▸ **SUPPLIED RECORDS**:
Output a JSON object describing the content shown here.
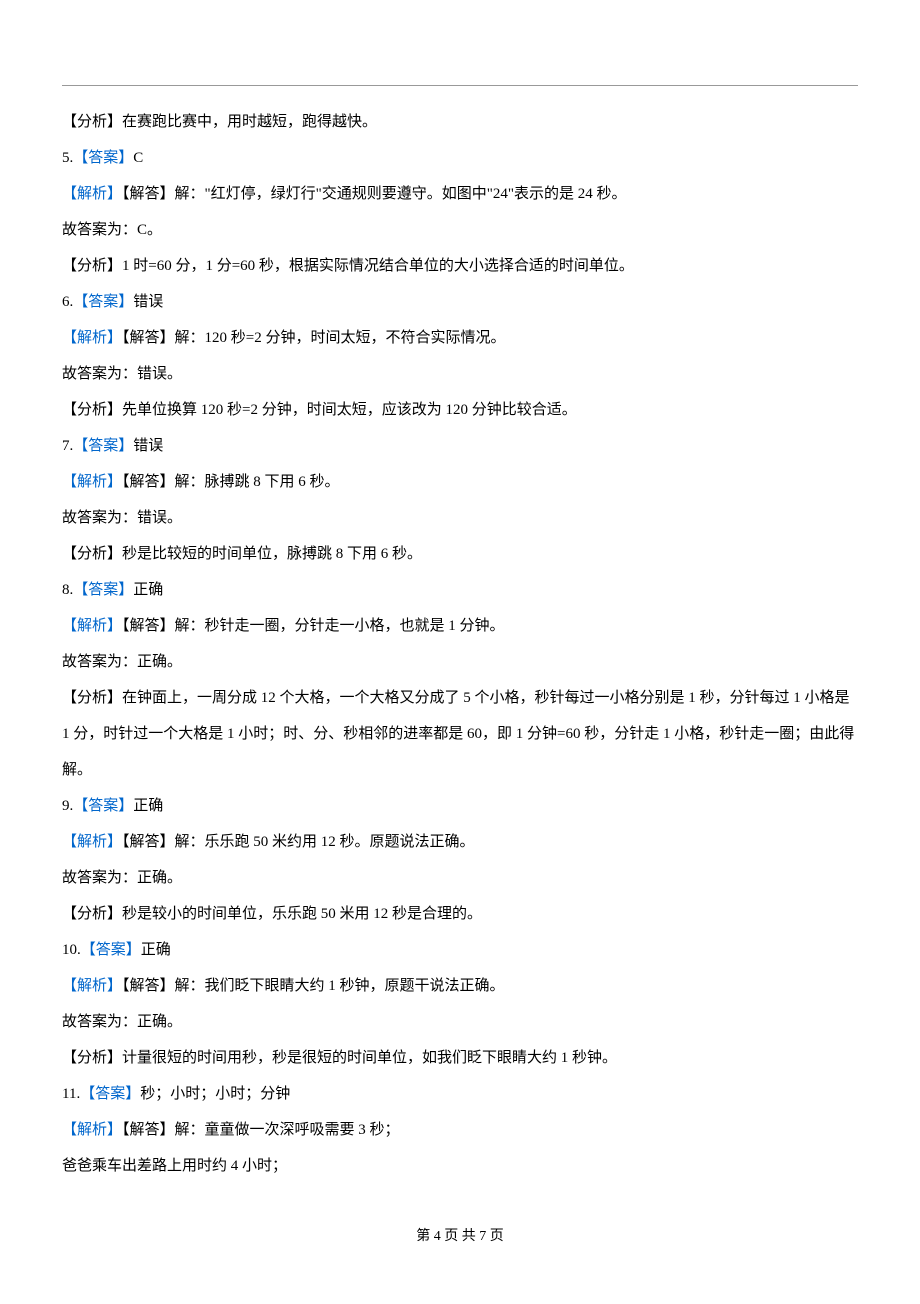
{
  "separator": {
    "present": true
  },
  "lines": [
    {
      "type": "plain",
      "text": "【分析】在赛跑比赛中，用时越短，跑得越快。"
    },
    {
      "type": "answer",
      "num": "5.",
      "label": "【答案】",
      "text": "C"
    },
    {
      "type": "parse",
      "label": "【解析】",
      "text": "【解答】解：\"红灯停，绿灯行\"交通规则要遵守。如图中\"24\"表示的是 24 秒。"
    },
    {
      "type": "plain",
      "text": "故答案为：C。"
    },
    {
      "type": "plain",
      "text": "【分析】1 时=60 分，1 分=60 秒，根据实际情况结合单位的大小选择合适的时间单位。"
    },
    {
      "type": "answer",
      "num": "6.",
      "label": "【答案】",
      "text": "错误"
    },
    {
      "type": "parse",
      "label": "【解析】",
      "text": "【解答】解：120 秒=2 分钟，时间太短，不符合实际情况。"
    },
    {
      "type": "plain",
      "text": "故答案为：错误。"
    },
    {
      "type": "plain",
      "text": "【分析】先单位换算 120 秒=2 分钟，时间太短，应该改为 120 分钟比较合适。"
    },
    {
      "type": "answer",
      "num": "7.",
      "label": "【答案】",
      "text": "错误"
    },
    {
      "type": "parse",
      "label": "【解析】",
      "text": "【解答】解：脉搏跳 8 下用 6 秒。"
    },
    {
      "type": "plain",
      "text": "故答案为：错误。"
    },
    {
      "type": "plain",
      "text": "【分析】秒是比较短的时间单位，脉搏跳 8 下用 6 秒。"
    },
    {
      "type": "answer",
      "num": "8.",
      "label": "【答案】",
      "text": "正确"
    },
    {
      "type": "parse",
      "label": "【解析】",
      "text": "【解答】解：秒针走一圈，分针走一小格，也就是 1 分钟。"
    },
    {
      "type": "plain",
      "text": "故答案为：正确。"
    },
    {
      "type": "plain",
      "text": "【分析】在钟面上，一周分成 12 个大格，一个大格又分成了 5 个小格，秒针每过一小格分别是 1 秒，分针每过 1 小格是 1 分，时针过一个大格是 1 小时；时、分、秒相邻的进率都是 60，即 1 分钟=60 秒，分针走 1 小格，秒针走一圈；由此得解。"
    },
    {
      "type": "answer",
      "num": "9.",
      "label": "【答案】",
      "text": "正确"
    },
    {
      "type": "parse",
      "label": "【解析】",
      "text": "【解答】解：乐乐跑 50 米约用 12 秒。原题说法正确。"
    },
    {
      "type": "plain",
      "text": "故答案为：正确。"
    },
    {
      "type": "plain",
      "text": "【分析】秒是较小的时间单位，乐乐跑 50 米用 12 秒是合理的。"
    },
    {
      "type": "answer",
      "num": "10.",
      "label": "【答案】",
      "text": "正确"
    },
    {
      "type": "parse",
      "label": "【解析】",
      "text": "【解答】解：我们眨下眼睛大约 1 秒钟，原题干说法正确。"
    },
    {
      "type": "plain",
      "text": "故答案为：正确。"
    },
    {
      "type": "plain",
      "text": "【分析】计量很短的时间用秒，秒是很短的时间单位，如我们眨下眼睛大约 1 秒钟。"
    },
    {
      "type": "answer",
      "num": "11.",
      "label": "【答案】",
      "text": "秒；小时；小时；分钟"
    },
    {
      "type": "parse",
      "label": "【解析】",
      "text": "【解答】解：童童做一次深呼吸需要 3 秒；"
    },
    {
      "type": "plain",
      "text": "爸爸乘车出差路上用时约 4 小时；"
    }
  ],
  "footer": {
    "text": "第 4 页 共 7 页"
  },
  "colors": {
    "label": "#0066cc",
    "text": "#000000",
    "separator": "#999999",
    "background": "#ffffff"
  },
  "fontsize": {
    "body": 15,
    "footer": 14
  }
}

▸ **DIRECTIVE**:
Wherever a line in the data above holds "时间太短", copy that line.

▸ **CORRECT RESPONSE**:
      "text": "【解答】解：120 秒=2 分钟，时间太短，不符合实际情况。"
      "text": "【分析】先单位换算 120 秒=2 分钟，时间太短，应该改为 120 分钟比较合适。"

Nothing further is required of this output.